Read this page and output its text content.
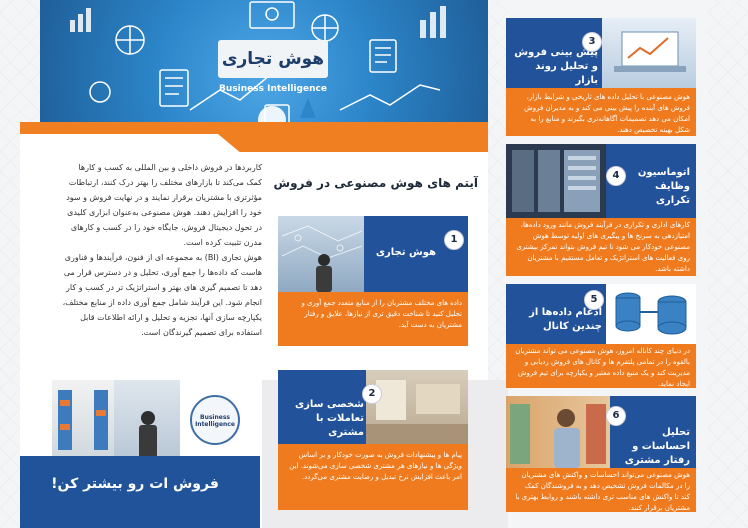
هوش تجاری
Business Intelligence
کاربردها در فروش داخلی و بین المللی به کسب و کارها کمک می‌کند تا بازارهای مختلف را بهتر درک کنند، ارتباطات مؤثرتری با مشتریان برقرار نمایند و در نهایت فروش و سود خود را افزایش دهند. هوش مصنوعی به‌عنوان ابزاری کلیدی در تحول دیجیتال فروش، جایگاه خود را در کسب و کارهای مدرن تثبیت کرده است.
هوش تجاری (BI) به مجموعه ای از فنون، فرآیندها و فناوری هاست که داده‌ها را جمع آوری، تحلیل و در دسترس قرار می دهد تا تصمیم گیری های بهتر و استراتژیک تر در کسب و کار انجام شود. این فرآیند شامل جمع آوری داده از منابع مختلف، یکپارچه سازی آنها، تجزیه و تحلیل و ارائه اطلاعات قابل استفاده برای تصمیم گیرندگان است.
آیتم های هوش مصنوعی در فروش
1
هوش تجاری
داده های مختلف مشتریان را از منابع متعدد جمع آوری و تحلیل کنید تا شناخت دقیق تری از نیازها، علایق و رفتار مشتریان به دست آید.
2
شخصی سازی تعاملات با مشتری
پیام ها و پیشنهادات فروش به صورت خودکار و بر اساس ویژگی ها و نیازهای هر مشتری شخصی سازی می‌شوند. این امر باعث افزایش نرخ تبدیل و رضایت مشتری می‌گردد.
3
پیش بینی فروش و تحلیل روند بازار
هوش مصنوعی با تحلیل داده های تاریخی و شرایط بازار، فروش های آینده را پیش بینی می کند و به مدیران فروش امکان می دهد تصمیمات آگاهانه‌تری بگیرند و منابع را به شکل بهینه تخصیص دهند.
4	اتوماسیون وظایف تکراری
کارهای اداری و تکراری در فرآیند فروش مانند ورود داده‌ها، امتیازدهی به سرنخ ها و پیگیری های اولیه توسط هوش مصنوعی خودکار می شود تا تیم فروش بتواند تمرکز بیشتری روی فعالیت های استراتژیک و تعامل مستقیم با مشتریان داشته باشد.
5
ادغام داده‌ها از چندین کانال
در دنیای چند کاناله امروز، هوش مصنوعی می تواند مشتریان بالقوه را در تمامی پلتفرم ها و کانال های فروش ردیابی و مدیریت کند و یک منبع داده معتبر و یکپارچه برای تیم فروش ایجاد نماید.
6
تحلیل احساسات و رفتار مشتری
هوش مصنوعی می‌تواند احساسات و واکنش های مشتریان را در مکالمات فروش تشخیص دهد و به فروشندگان کمک کند تا واکنش های مناسب تری داشته باشند و روابط بهتری با مشتریان برقرار کنند.
Business Intelligence
فروش ات رو بیشتر کن!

### WHAT TO PRODUCE
Select and copy each line from the data that includes the word "بینی".

### THE ANSWER
پیش بینی فروش و تحلیل روند بازار
هوش مصنوعی با تحلیل داده های تاریخی و شرایط بازار، فروش های آینده را پیش بینی می کند و به مدیران فروش امکان می دهد تصمیمات آگاهانه‌تری بگیرند و منابع را به شکل بهینه تخصیص دهند.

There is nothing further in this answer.